WORK INSTRUCTIONS: Filter this data down to the lines that hold "platform", and copy them.
>> begin INPUT FOR THIS TASK
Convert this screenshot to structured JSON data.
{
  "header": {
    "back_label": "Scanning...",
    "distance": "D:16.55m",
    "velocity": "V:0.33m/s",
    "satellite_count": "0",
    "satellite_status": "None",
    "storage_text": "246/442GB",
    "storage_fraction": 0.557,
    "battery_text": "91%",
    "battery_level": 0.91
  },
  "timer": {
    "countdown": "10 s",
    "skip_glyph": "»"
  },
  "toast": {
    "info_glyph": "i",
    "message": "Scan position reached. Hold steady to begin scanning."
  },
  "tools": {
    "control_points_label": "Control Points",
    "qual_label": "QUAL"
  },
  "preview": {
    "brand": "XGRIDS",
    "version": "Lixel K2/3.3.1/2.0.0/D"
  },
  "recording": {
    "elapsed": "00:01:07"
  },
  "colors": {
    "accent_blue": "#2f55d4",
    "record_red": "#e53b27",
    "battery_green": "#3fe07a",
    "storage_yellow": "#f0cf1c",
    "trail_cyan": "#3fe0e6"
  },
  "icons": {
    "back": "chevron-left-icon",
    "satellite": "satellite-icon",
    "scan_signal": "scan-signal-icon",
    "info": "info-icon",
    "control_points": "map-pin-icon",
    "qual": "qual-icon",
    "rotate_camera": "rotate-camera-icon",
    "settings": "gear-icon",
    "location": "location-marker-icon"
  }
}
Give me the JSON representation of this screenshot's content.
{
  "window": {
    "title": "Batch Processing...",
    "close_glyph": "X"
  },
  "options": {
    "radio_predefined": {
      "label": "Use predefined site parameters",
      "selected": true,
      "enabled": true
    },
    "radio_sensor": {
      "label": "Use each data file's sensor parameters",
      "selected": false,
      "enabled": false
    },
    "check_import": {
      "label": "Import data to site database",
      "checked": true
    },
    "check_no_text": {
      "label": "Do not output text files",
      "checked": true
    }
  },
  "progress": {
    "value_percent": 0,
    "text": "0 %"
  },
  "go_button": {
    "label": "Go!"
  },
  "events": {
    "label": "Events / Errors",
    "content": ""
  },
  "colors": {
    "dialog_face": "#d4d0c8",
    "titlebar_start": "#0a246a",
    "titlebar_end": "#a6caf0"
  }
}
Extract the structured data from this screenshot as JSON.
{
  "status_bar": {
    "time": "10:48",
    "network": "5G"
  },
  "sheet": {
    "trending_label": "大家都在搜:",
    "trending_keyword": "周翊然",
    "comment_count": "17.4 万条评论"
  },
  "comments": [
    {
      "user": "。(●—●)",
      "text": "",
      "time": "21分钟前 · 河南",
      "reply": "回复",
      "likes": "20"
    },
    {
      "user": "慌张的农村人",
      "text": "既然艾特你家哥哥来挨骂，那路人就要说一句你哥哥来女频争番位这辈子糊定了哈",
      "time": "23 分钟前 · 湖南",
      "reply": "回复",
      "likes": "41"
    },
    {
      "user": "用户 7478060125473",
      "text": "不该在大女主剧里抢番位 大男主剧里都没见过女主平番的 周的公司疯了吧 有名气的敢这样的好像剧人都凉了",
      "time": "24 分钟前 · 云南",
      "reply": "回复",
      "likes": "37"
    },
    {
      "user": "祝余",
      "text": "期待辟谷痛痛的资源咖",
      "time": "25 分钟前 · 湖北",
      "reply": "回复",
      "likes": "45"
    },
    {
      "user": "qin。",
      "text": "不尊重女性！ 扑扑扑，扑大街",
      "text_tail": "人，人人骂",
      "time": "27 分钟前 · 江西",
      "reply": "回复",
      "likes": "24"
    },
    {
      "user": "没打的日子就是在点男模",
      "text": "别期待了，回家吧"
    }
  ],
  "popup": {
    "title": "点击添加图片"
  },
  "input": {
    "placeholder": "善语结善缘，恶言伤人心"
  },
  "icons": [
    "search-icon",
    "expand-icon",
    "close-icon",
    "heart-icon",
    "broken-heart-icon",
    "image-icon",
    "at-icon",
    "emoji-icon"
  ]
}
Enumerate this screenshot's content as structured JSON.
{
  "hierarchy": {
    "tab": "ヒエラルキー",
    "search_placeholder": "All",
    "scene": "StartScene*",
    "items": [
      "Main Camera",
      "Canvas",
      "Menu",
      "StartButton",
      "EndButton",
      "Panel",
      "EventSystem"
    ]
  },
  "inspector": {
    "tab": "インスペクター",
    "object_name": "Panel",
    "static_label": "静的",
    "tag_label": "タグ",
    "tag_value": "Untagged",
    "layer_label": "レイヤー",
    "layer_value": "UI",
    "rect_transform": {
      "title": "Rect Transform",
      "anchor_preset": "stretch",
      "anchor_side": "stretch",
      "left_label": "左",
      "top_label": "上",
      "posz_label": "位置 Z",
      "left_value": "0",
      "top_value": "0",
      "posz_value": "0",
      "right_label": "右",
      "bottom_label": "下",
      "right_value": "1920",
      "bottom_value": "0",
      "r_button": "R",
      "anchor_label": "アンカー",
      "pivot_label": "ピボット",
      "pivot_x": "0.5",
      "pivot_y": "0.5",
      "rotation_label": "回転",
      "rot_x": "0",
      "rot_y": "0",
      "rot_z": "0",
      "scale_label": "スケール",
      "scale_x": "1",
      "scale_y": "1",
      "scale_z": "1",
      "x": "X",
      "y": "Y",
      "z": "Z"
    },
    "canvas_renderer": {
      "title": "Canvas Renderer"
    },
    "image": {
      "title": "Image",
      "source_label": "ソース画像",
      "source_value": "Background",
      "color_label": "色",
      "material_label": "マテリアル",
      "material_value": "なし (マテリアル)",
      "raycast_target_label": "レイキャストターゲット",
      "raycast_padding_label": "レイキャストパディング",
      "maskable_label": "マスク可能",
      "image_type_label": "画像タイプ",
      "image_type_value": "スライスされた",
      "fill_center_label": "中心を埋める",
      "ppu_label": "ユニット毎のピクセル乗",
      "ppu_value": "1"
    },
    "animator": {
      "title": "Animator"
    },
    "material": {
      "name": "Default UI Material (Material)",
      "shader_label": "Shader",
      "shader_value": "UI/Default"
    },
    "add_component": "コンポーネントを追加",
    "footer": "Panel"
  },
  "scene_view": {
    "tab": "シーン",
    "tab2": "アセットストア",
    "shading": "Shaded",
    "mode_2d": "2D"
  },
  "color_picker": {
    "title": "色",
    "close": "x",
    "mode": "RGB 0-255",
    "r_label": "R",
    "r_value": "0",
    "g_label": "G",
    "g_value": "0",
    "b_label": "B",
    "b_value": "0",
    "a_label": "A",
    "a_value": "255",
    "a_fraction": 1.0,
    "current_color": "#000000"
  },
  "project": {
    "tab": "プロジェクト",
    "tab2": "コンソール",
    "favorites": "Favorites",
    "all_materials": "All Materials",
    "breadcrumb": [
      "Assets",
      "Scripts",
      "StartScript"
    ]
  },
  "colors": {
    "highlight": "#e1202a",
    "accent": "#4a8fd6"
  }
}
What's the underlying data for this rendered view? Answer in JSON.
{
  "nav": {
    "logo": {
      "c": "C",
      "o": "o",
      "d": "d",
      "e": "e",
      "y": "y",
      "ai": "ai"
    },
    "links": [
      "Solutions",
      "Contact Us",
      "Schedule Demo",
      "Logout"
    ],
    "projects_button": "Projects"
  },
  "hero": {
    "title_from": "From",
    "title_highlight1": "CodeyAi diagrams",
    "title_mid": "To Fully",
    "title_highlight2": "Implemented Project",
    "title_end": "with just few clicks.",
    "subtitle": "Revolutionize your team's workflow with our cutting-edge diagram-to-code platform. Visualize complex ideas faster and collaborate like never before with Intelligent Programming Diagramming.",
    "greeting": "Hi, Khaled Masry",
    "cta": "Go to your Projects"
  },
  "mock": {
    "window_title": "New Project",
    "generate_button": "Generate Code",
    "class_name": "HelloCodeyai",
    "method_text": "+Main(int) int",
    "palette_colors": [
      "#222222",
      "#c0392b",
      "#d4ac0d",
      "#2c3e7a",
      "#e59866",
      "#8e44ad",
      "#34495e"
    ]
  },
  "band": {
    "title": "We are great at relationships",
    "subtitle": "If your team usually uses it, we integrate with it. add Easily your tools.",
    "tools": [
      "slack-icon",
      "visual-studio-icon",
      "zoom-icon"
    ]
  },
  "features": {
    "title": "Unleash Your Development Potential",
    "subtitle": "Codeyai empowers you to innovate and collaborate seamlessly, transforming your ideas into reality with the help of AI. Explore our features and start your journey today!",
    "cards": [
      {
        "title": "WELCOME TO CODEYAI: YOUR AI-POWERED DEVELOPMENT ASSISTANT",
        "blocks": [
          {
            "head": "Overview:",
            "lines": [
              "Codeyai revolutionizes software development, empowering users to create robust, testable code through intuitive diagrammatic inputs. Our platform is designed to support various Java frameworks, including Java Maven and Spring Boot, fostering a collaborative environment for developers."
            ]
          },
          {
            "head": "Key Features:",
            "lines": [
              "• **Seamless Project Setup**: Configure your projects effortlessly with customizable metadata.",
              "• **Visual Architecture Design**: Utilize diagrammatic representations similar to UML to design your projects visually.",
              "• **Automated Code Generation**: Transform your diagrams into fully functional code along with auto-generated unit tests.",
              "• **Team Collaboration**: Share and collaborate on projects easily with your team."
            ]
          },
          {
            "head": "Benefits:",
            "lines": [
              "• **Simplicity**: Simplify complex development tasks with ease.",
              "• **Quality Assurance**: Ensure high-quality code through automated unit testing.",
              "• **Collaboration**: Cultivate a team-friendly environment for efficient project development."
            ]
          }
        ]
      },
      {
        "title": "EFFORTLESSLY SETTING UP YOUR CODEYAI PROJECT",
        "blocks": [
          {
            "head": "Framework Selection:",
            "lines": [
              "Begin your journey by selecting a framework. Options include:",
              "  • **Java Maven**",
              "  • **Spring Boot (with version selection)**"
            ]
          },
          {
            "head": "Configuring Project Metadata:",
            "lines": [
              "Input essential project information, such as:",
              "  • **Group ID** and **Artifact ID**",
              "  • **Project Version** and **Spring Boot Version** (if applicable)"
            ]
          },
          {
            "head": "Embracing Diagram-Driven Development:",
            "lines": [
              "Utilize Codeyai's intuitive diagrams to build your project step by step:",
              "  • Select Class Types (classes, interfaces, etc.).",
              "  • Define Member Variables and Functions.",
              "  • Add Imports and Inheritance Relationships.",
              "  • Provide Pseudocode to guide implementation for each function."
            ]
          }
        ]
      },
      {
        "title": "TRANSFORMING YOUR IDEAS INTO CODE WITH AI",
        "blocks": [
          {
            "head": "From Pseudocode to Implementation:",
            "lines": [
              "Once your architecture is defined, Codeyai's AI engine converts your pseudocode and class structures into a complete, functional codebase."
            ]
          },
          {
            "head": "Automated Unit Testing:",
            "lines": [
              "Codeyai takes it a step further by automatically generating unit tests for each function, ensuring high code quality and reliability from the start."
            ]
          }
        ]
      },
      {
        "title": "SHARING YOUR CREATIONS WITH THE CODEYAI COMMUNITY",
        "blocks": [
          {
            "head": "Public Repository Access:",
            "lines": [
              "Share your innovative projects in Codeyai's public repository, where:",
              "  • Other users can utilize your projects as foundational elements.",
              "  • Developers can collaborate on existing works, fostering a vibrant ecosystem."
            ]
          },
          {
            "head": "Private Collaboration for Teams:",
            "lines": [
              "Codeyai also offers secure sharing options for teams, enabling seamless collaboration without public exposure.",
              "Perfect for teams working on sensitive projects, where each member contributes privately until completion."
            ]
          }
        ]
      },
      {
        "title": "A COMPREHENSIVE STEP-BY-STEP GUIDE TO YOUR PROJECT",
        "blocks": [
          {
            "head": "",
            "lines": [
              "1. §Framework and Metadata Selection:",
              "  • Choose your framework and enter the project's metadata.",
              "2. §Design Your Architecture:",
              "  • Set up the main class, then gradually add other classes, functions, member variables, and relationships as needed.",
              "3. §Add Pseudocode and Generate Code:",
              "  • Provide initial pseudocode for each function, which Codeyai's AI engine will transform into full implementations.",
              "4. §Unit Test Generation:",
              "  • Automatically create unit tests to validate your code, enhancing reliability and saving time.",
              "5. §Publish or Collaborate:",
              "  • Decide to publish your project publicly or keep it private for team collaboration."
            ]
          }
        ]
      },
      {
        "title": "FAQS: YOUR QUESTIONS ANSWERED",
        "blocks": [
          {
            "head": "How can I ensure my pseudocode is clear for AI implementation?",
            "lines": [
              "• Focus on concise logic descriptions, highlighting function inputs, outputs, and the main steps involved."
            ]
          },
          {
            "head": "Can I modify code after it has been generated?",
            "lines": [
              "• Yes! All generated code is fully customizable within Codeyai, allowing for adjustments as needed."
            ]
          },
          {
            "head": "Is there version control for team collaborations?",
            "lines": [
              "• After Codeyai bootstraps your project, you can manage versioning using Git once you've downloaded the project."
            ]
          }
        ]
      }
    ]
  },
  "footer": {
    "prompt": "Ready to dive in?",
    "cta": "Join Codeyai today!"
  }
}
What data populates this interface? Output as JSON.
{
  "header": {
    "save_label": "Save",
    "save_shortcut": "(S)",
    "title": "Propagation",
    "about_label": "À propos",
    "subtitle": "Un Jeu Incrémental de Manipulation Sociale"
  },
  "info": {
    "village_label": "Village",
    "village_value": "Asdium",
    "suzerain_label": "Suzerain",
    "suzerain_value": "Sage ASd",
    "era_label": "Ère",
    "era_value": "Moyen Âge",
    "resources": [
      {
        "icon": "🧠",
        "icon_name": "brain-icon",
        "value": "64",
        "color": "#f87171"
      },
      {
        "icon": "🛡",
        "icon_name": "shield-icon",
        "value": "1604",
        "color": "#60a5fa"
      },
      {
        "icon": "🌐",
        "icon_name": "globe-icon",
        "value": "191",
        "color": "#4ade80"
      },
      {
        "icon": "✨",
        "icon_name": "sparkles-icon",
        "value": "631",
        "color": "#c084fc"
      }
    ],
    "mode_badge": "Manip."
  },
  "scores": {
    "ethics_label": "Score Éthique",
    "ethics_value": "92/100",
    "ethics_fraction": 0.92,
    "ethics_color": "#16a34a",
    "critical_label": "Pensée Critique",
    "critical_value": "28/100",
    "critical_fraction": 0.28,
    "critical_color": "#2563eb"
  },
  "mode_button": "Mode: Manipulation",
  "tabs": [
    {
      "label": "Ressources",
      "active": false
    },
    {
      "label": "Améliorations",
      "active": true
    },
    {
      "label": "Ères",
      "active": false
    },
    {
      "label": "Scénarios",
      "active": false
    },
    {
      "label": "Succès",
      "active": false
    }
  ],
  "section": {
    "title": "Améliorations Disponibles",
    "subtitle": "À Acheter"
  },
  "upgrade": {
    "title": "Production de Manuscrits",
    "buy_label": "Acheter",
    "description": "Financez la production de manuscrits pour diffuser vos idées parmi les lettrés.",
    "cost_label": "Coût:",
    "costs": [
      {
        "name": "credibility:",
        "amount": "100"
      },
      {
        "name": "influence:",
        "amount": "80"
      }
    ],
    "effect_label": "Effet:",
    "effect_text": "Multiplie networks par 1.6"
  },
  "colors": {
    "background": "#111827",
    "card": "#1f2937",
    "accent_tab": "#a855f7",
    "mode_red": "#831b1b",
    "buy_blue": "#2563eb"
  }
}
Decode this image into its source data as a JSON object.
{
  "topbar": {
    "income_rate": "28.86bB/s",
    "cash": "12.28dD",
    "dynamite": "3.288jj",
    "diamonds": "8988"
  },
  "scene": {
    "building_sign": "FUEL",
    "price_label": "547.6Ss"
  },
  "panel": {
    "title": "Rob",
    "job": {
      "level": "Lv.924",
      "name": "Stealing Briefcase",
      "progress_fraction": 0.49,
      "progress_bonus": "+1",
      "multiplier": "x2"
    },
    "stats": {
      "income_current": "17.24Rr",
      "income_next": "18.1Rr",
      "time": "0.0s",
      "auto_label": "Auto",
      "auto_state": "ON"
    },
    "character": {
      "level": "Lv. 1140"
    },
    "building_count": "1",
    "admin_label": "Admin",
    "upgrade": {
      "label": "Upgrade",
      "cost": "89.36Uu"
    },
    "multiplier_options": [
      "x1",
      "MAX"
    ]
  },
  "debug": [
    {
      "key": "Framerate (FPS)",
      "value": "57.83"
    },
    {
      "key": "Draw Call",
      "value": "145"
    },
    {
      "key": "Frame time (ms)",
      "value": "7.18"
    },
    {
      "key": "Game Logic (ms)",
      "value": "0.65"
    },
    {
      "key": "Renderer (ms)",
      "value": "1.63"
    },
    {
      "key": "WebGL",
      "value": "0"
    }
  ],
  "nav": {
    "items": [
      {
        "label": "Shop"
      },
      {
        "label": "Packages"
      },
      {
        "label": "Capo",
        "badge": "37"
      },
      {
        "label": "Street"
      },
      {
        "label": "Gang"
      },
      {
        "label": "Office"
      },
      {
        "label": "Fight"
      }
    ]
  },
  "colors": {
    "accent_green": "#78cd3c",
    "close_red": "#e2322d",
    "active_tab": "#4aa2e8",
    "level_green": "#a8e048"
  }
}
>> end INPUT FOR THIS TASK
ANSWER TO THE TASK:
    "subtitle": "Revolutionize your team's workflow with our cutting-edge diagram-to-code platform. Visualize complex ideas faster and collaborate like never before with Intelligent Programming Diagramming.",
              "Codeyai revolutionizes software development, empowering users to create robust, testable code through intuitive diagrammatic inputs. Our platform is designed to support various Java frameworks, including Java Maven and Spring Boot, fostering a collaborative environment for developers."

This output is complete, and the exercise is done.